[TASK REQUIREMENTS]: In the copy, keep every record exact and leave out all images.

[RECORDS]:
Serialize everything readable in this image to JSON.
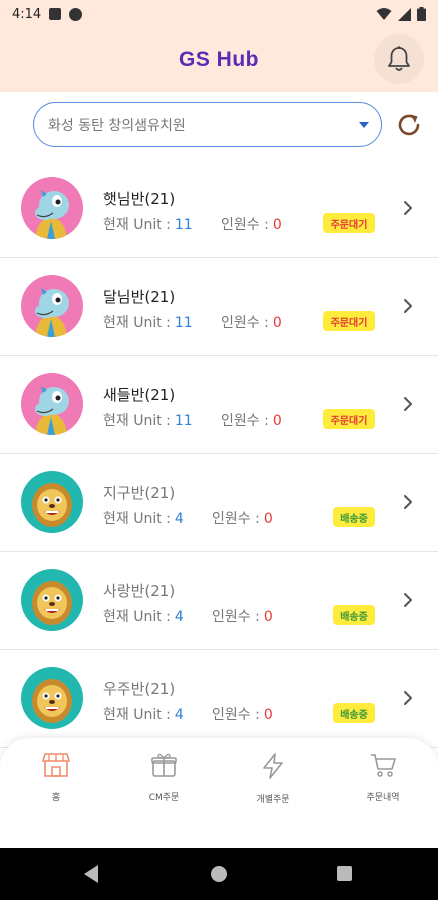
{
  "status_bar": {
    "time": "4:14"
  },
  "header": {
    "title": "GS Hub"
  },
  "selector": {
    "value": "화성 동탄 창의샘유치원"
  },
  "classes": [
    {
      "name": "햇님반(21)",
      "unit_label": "현재 Unit :",
      "unit_value": "11",
      "count_label": "인원수 :",
      "count_value": "0",
      "status": "주문대기",
      "status_type": "waiting",
      "avatar": "dino"
    },
    {
      "name": "달님반(21)",
      "unit_label": "현재 Unit :",
      "unit_value": "11",
      "count_label": "인원수 :",
      "count_value": "0",
      "status": "주문대기",
      "status_type": "waiting",
      "avatar": "dino"
    },
    {
      "name": "새들반(21)",
      "unit_label": "현재 Unit :",
      "unit_value": "11",
      "count_label": "인원수 :",
      "count_value": "0",
      "status": "주문대기",
      "status_type": "waiting",
      "avatar": "dino"
    },
    {
      "name": "지구반(21)",
      "unit_label": "현재 Unit :",
      "unit_value": "4",
      "count_label": "인원수 :",
      "count_value": "0",
      "status": "배송중",
      "status_type": "shipping",
      "avatar": "lion"
    },
    {
      "name": "사랑반(21)",
      "unit_label": "현재 Unit :",
      "unit_value": "4",
      "count_label": "인원수 :",
      "count_value": "0",
      "status": "배송중",
      "status_type": "shipping",
      "avatar": "lion"
    },
    {
      "name": "우주반(21)",
      "unit_label": "현재 Unit :",
      "unit_value": "4",
      "count_label": "인원수 :",
      "count_value": "0",
      "status": "배송중",
      "status_type": "shipping",
      "avatar": "lion"
    }
  ],
  "bottom_nav": [
    {
      "label": "홈",
      "icon": "store-icon",
      "active": true
    },
    {
      "label": "CM주문",
      "icon": "gift-icon",
      "active": false
    },
    {
      "label": "개별주문",
      "icon": "lightning-icon",
      "active": false
    },
    {
      "label": "주문내역",
      "icon": "cart-icon",
      "active": false
    }
  ],
  "colors": {
    "header_bg": "#ffe9dd",
    "title": "#5b2bb5",
    "unit_value": "#2f80d8",
    "count_value": "#e53935",
    "badge_bg": "#ffeb3b",
    "active_nav": "#f08a6a"
  }
}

[OUTPUT FOR THIS EXERCISE]:
Serialize everything readable in this image to JSON.
{
  "status_bar": {
    "time": "4:14"
  },
  "header": {
    "title": "GS Hub"
  },
  "selector": {
    "value": "화성 동탄 창의샘유치원"
  },
  "classes": [
    {
      "name": "햇님반(21)",
      "unit_label": "현재 Unit :",
      "unit_value": "11",
      "count_label": "인원수 :",
      "count_value": "0",
      "status": "주문대기",
      "status_type": "waiting",
      "avatar": "dino"
    },
    {
      "name": "달님반(21)",
      "unit_label": "현재 Unit :",
      "unit_value": "11",
      "count_label": "인원수 :",
      "count_value": "0",
      "status": "주문대기",
      "status_type": "waiting",
      "avatar": "dino"
    },
    {
      "name": "새들반(21)",
      "unit_label": "현재 Unit :",
      "unit_value": "11",
      "count_label": "인원수 :",
      "count_value": "0",
      "status": "주문대기",
      "status_type": "waiting",
      "avatar": "dino"
    },
    {
      "name": "지구반(21)",
      "unit_label": "현재 Unit :",
      "unit_value": "4",
      "count_label": "인원수 :",
      "count_value": "0",
      "status": "배송중",
      "status_type": "shipping",
      "avatar": "lion"
    },
    {
      "name": "사랑반(21)",
      "unit_label": "현재 Unit :",
      "unit_value": "4",
      "count_label": "인원수 :",
      "count_value": "0",
      "status": "배송중",
      "status_type": "shipping",
      "avatar": "lion"
    },
    {
      "name": "우주반(21)",
      "unit_label": "현재 Unit :",
      "unit_value": "4",
      "count_label": "인원수 :",
      "count_value": "0",
      "status": "배송중",
      "status_type": "shipping",
      "avatar": "lion"
    }
  ],
  "bottom_nav": [
    {
      "label": "홈",
      "icon": "store-icon",
      "active": true
    },
    {
      "label": "CM주문",
      "icon": "gift-icon",
      "active": false
    },
    {
      "label": "개별주문",
      "icon": "lightning-icon",
      "active": false
    },
    {
      "label": "주문내역",
      "icon": "cart-icon",
      "active": false
    }
  ],
  "colors": {
    "header_bg": "#ffe9dd",
    "title": "#5b2bb5",
    "unit_value": "#2f80d8",
    "count_value": "#e53935",
    "badge_bg": "#ffeb3b",
    "active_nav": "#f08a6a"
  }
}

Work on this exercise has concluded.